INSTRUCTIONS TO FOLLOW >>
Quote the entries word for word. Omit the pictures.

#### EXERCISE DATA

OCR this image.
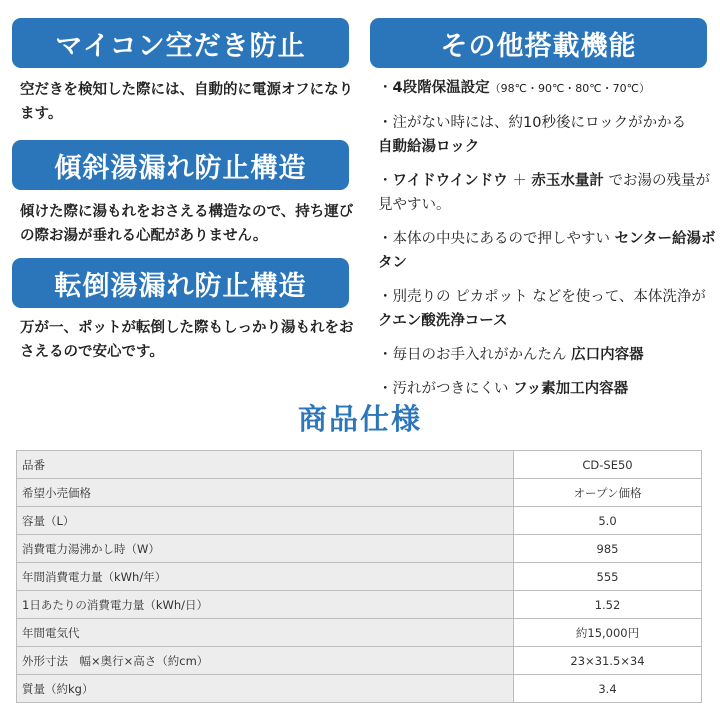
マイコン空だき防止

空だきを検知した際には、自動的に電源オフになります。

傾斜湯漏れ防止構造

傾けた際に湯もれをおさえる構造なので、持ち運びの際お湯が垂れる心配がありません。

転倒湯漏れ防止構造

万が一、ポットが転倒した際もしっかり湯もれをおさえるので安心です。

その他搭載機能
・4段階保温設定（98℃・90℃・80℃・70℃）
・注がない時には、約10秒後にロックがかかる
自動給湯ロック
・ワイドウインドウ ＋ 赤玉水量計 でお湯の残量が見やすい。
・本体の中央にあるので押しやすい センター給湯ボタン
・別売りの ピカポット などを使って、本体洗浄がクエン酸洗浄コース
・毎日のお手入れがかんたん 広口内容器
・汚れがつきにくい フッ素加工内容器
商品仕様
品番	CD-SE50
希望小売価格	オープン価格
容量（L）	5.0
消費電力湯沸かし時（W）	985
年間消費電力量（kWh/年）	555
1日あたりの消費電力量（kWh/日）	1.52
年間電気代	約15,000円
外形寸法　幅×奥行×高さ（約cm）	23×31.5×34
質量（約kg）	3.4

########

ANSWER TO THIS PROBLEM >>
OCR this image.
マイコン空だき防止

空だきを検知した際には、自動的に電源オフになります。

傾斜湯漏れ防止構造

傾けた際に湯もれをおさえる構造なので、持ち運びの際お湯が垂れる心配がありません。

転倒湯漏れ防止構造

万が一、ポットが転倒した際もしっかり湯もれをおさえるので安心です。

その他搭載機能
・4段階保温設定（98℃・90℃・80℃・70℃）
・注がない時には、約10秒後にロックがかかる
自動給湯ロック
・ワイドウインドウ ＋ 赤玉水量計 でお湯の残量が見やすい。
・本体の中央にあるので押しやすい センター給湯ボタン
・別売りの ピカポット などを使って、本体洗浄がクエン酸洗浄コース
・毎日のお手入れがかんたん 広口内容器
・汚れがつきにくい フッ素加工内容器
商品仕様
品番	CD-SE50
希望小売価格	オープン価格
容量（L）	5.0
消費電力湯沸かし時（W）	985
年間消費電力量（kWh/年）	555
1日あたりの消費電力量（kWh/日）	1.52
年間電気代	約15,000円
外形寸法　幅×奥行×高さ（約cm）	23×31.5×34
質量（約kg）	3.4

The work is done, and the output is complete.